● **Work to be completed**: In the copy, include every entry exactly but none of the pictures.

● **Material shown**:
[START]

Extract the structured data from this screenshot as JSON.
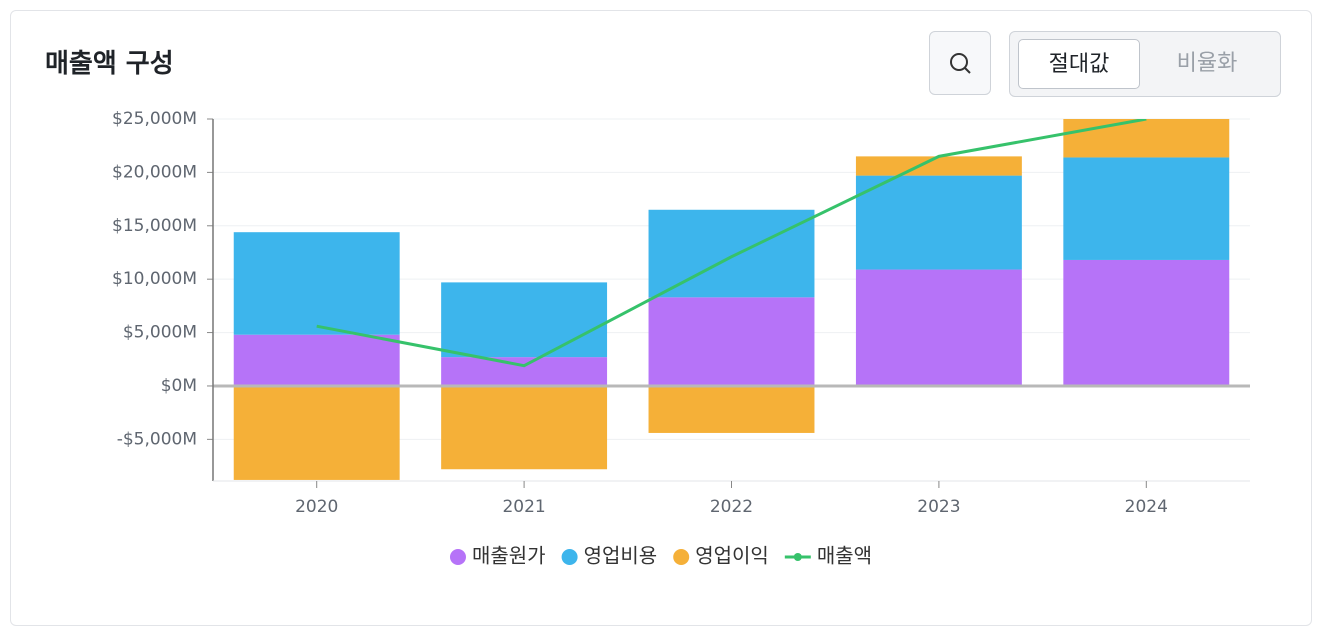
{
  "chart_data": {
    "type": "bar",
    "title": "매출액 구성",
    "categories": [
      "2020",
      "2021",
      "2022",
      "2023",
      "2024"
    ],
    "series": [
      {
        "name": "매출원가",
        "color": "#b673f8",
        "type": "bar",
        "values": [
          4800,
          2700,
          8300,
          10900,
          11800
        ]
      },
      {
        "name": "영업비용",
        "color": "#3db5ec",
        "type": "bar",
        "values": [
          9600,
          7000,
          8200,
          8800,
          9600
        ]
      },
      {
        "name": "영업이익",
        "color": "#f5b038",
        "type": "bar",
        "values": [
          -8800,
          -7800,
          -4400,
          1800,
          3600
        ]
      },
      {
        "name": "매출액",
        "color": "#36c26b",
        "type": "line",
        "values": [
          5600,
          1900,
          12100,
          21500,
          25000
        ]
      }
    ],
    "ylim": [
      -8900,
      25000
    ],
    "yticks": [
      {
        "value": -5000,
        "label": "-$5,000M"
      },
      {
        "value": 0,
        "label": "$0M"
      },
      {
        "value": 5000,
        "label": "$5,000M"
      },
      {
        "value": 10000,
        "label": "$10,000M"
      },
      {
        "value": 15000,
        "label": "$15,000M"
      },
      {
        "value": 20000,
        "label": "$20,000M"
      },
      {
        "value": 25000,
        "label": "$25,000M"
      }
    ],
    "grid": true,
    "stacked": true,
    "legend": "bottom"
  },
  "controls": {
    "toggle": [
      "절대값",
      "비율화"
    ],
    "active": 0
  }
}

[END]

● **The output**:
Extract the structured data from this screenshot as JSON.
{
  "chart_data": {
    "type": "bar",
    "title": "매출액 구성",
    "categories": [
      "2020",
      "2021",
      "2022",
      "2023",
      "2024"
    ],
    "series": [
      {
        "name": "매출원가",
        "color": "#b673f8",
        "type": "bar",
        "values": [
          4800,
          2700,
          8300,
          10900,
          11800
        ]
      },
      {
        "name": "영업비용",
        "color": "#3db5ec",
        "type": "bar",
        "values": [
          9600,
          7000,
          8200,
          8800,
          9600
        ]
      },
      {
        "name": "영업이익",
        "color": "#f5b038",
        "type": "bar",
        "values": [
          -8800,
          -7800,
          -4400,
          1800,
          3600
        ]
      },
      {
        "name": "매출액",
        "color": "#36c26b",
        "type": "line",
        "values": [
          5600,
          1900,
          12100,
          21500,
          25000
        ]
      }
    ],
    "ylim": [
      -8900,
      25000
    ],
    "yticks": [
      {
        "value": -5000,
        "label": "-$5,000M"
      },
      {
        "value": 0,
        "label": "$0M"
      },
      {
        "value": 5000,
        "label": "$5,000M"
      },
      {
        "value": 10000,
        "label": "$10,000M"
      },
      {
        "value": 15000,
        "label": "$15,000M"
      },
      {
        "value": 20000,
        "label": "$20,000M"
      },
      {
        "value": 25000,
        "label": "$25,000M"
      }
    ],
    "grid": true,
    "stacked": true,
    "legend": "bottom"
  },
  "controls": {
    "toggle": [
      "절대값",
      "비율화"
    ],
    "active": 0
  }
}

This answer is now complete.